_DATA FOR THE TASK_
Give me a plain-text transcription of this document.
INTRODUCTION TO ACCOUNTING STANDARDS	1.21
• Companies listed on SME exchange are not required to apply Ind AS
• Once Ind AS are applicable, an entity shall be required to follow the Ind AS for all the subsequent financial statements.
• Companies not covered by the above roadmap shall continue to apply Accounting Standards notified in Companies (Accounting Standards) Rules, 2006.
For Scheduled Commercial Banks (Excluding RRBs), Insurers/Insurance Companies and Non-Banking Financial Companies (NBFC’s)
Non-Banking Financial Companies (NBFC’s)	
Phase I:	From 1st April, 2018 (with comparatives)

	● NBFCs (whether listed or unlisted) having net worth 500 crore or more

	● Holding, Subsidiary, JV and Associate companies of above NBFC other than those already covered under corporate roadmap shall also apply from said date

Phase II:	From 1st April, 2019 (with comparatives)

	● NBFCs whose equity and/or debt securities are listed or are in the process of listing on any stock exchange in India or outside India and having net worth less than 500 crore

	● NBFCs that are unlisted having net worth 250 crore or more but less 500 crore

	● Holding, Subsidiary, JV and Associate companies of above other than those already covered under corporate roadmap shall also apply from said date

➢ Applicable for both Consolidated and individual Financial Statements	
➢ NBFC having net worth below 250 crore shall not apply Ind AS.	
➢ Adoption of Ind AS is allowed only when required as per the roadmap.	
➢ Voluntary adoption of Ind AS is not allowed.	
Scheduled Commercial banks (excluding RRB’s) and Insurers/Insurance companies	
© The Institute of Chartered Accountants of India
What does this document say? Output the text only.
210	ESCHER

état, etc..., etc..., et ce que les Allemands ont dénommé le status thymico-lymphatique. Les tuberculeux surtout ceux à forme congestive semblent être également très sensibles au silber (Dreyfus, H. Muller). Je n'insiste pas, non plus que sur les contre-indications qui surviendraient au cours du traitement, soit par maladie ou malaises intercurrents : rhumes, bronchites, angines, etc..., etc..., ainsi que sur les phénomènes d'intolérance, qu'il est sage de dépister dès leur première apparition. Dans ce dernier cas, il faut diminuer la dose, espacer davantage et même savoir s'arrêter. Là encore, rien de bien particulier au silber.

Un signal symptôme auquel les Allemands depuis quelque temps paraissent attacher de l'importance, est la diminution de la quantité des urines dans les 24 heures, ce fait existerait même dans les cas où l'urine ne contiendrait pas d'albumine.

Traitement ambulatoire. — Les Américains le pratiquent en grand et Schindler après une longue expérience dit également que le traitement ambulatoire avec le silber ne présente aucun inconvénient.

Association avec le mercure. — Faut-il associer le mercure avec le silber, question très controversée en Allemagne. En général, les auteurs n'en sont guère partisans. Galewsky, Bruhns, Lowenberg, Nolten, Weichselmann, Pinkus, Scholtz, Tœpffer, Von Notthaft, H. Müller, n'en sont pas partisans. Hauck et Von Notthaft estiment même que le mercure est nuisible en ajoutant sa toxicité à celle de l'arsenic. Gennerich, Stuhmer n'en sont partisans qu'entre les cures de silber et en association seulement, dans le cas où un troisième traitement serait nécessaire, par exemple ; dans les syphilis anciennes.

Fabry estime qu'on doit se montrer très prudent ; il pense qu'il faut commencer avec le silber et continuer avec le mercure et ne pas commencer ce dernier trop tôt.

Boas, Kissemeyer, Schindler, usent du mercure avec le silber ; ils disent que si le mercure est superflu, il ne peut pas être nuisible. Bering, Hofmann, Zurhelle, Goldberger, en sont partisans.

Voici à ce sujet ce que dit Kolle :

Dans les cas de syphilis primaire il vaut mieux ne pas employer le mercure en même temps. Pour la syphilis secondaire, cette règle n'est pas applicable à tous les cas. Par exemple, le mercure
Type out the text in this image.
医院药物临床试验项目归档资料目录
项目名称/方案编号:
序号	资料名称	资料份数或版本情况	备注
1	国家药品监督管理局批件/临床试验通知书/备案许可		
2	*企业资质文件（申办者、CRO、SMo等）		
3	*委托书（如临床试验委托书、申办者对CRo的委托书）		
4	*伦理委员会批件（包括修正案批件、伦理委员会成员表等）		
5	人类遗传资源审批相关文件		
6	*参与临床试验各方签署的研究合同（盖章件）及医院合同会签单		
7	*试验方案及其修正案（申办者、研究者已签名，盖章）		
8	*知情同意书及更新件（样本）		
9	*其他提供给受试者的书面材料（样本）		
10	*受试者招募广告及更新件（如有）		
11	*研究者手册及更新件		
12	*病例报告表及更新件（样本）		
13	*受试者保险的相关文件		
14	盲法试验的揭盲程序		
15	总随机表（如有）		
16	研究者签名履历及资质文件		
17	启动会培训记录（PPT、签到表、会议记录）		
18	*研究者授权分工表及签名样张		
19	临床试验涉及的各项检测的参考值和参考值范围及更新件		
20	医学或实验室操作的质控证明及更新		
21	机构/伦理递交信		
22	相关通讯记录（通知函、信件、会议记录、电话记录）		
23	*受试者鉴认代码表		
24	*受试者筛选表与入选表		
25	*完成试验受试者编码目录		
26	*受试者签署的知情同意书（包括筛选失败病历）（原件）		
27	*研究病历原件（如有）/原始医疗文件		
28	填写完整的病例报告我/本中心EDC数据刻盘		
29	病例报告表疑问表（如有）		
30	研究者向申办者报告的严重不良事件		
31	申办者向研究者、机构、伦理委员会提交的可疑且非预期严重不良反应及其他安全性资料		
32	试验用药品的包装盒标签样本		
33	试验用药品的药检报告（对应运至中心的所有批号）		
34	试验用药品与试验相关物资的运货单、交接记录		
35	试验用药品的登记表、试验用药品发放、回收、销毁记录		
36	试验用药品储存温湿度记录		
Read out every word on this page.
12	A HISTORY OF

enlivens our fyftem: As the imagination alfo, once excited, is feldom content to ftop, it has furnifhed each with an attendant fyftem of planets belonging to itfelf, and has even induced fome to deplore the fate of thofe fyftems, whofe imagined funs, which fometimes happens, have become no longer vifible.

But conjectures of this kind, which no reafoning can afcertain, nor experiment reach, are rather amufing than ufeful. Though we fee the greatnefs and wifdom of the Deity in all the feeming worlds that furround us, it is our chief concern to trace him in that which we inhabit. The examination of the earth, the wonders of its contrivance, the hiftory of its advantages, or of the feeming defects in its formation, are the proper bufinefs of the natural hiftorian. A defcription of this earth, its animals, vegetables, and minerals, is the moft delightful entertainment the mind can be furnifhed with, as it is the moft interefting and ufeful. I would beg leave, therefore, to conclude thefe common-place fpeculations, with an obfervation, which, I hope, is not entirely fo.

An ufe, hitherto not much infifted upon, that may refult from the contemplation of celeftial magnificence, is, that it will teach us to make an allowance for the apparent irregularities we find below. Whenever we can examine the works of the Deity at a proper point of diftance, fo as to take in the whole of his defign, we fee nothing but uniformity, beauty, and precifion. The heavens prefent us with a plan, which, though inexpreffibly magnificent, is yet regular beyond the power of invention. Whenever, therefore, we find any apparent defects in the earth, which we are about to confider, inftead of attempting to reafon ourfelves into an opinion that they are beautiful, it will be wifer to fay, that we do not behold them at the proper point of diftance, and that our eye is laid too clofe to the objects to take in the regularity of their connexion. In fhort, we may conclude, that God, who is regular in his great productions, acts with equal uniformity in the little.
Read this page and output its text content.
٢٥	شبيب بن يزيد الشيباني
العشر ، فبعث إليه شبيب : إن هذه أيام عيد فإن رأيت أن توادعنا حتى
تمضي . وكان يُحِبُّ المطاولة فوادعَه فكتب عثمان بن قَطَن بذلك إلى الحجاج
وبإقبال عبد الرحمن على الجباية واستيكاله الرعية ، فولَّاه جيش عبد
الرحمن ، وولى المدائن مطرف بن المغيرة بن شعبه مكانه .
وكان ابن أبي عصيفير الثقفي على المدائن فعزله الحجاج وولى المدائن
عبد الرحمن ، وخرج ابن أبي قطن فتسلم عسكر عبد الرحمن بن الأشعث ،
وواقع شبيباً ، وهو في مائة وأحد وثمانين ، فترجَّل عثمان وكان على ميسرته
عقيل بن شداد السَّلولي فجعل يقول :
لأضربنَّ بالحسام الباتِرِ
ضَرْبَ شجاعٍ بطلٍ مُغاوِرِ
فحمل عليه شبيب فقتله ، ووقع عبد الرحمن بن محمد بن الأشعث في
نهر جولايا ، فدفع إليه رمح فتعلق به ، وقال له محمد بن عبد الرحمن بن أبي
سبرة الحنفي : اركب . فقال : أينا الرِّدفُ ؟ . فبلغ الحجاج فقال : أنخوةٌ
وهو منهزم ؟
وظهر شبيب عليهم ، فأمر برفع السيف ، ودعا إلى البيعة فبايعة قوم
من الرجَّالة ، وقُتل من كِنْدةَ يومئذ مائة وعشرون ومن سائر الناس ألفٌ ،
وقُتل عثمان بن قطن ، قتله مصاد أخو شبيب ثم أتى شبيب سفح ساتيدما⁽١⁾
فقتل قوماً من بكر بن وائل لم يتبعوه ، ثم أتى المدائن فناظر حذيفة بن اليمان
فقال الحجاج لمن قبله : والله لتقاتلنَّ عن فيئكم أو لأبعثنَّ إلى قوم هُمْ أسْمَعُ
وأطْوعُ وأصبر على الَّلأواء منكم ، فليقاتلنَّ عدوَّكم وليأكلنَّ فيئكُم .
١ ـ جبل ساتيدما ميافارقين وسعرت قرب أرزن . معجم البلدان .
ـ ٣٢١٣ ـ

_YOUR GOAL_
From the line with "Read this page and output its text content." to the last line of the material, give every line again exactly, and only those lines.

_FULL ANSWER_
Read this page and output its text content.
٢٥	شبيب بن يزيد الشيباني
العشر ، فبعث إليه شبيب : إن هذه أيام عيد فإن رأيت أن توادعنا حتى
تمضي . وكان يُحِبُّ المطاولة فوادعَه فكتب عثمان بن قَطَن بذلك إلى الحجاج
وبإقبال عبد الرحمن على الجباية واستيكاله الرعية ، فولَّاه جيش عبد
الرحمن ، وولى المدائن مطرف بن المغيرة بن شعبه مكانه .
وكان ابن أبي عصيفير الثقفي على المدائن فعزله الحجاج وولى المدائن
عبد الرحمن ، وخرج ابن أبي قطن فتسلم عسكر عبد الرحمن بن الأشعث ،
وواقع شبيباً ، وهو في مائة وأحد وثمانين ، فترجَّل عثمان وكان على ميسرته
عقيل بن شداد السَّلولي فجعل يقول :
لأضربنَّ بالحسام الباتِرِ
ضَرْبَ شجاعٍ بطلٍ مُغاوِرِ
فحمل عليه شبيب فقتله ، ووقع عبد الرحمن بن محمد بن الأشعث في
نهر جولايا ، فدفع إليه رمح فتعلق به ، وقال له محمد بن عبد الرحمن بن أبي
سبرة الحنفي : اركب . فقال : أينا الرِّدفُ ؟ . فبلغ الحجاج فقال : أنخوةٌ
وهو منهزم ؟
وظهر شبيب عليهم ، فأمر برفع السيف ، ودعا إلى البيعة فبايعة قوم
من الرجَّالة ، وقُتل من كِنْدةَ يومئذ مائة وعشرون ومن سائر الناس ألفٌ ،
وقُتل عثمان بن قطن ، قتله مصاد أخو شبيب ثم أتى شبيب سفح ساتيدما⁽١⁾
فقتل قوماً من بكر بن وائل لم يتبعوه ، ثم أتى المدائن فناظر حذيفة بن اليمان
فقال الحجاج لمن قبله : والله لتقاتلنَّ عن فيئكم أو لأبعثنَّ إلى قوم هُمْ أسْمَعُ
وأطْوعُ وأصبر على الَّلأواء منكم ، فليقاتلنَّ عدوَّكم وليأكلنَّ فيئكُم .
١ ـ جبل ساتيدما ميافارقين وسعرت قرب أرزن . معجم البلدان .
ـ ٣٢١٣ ـ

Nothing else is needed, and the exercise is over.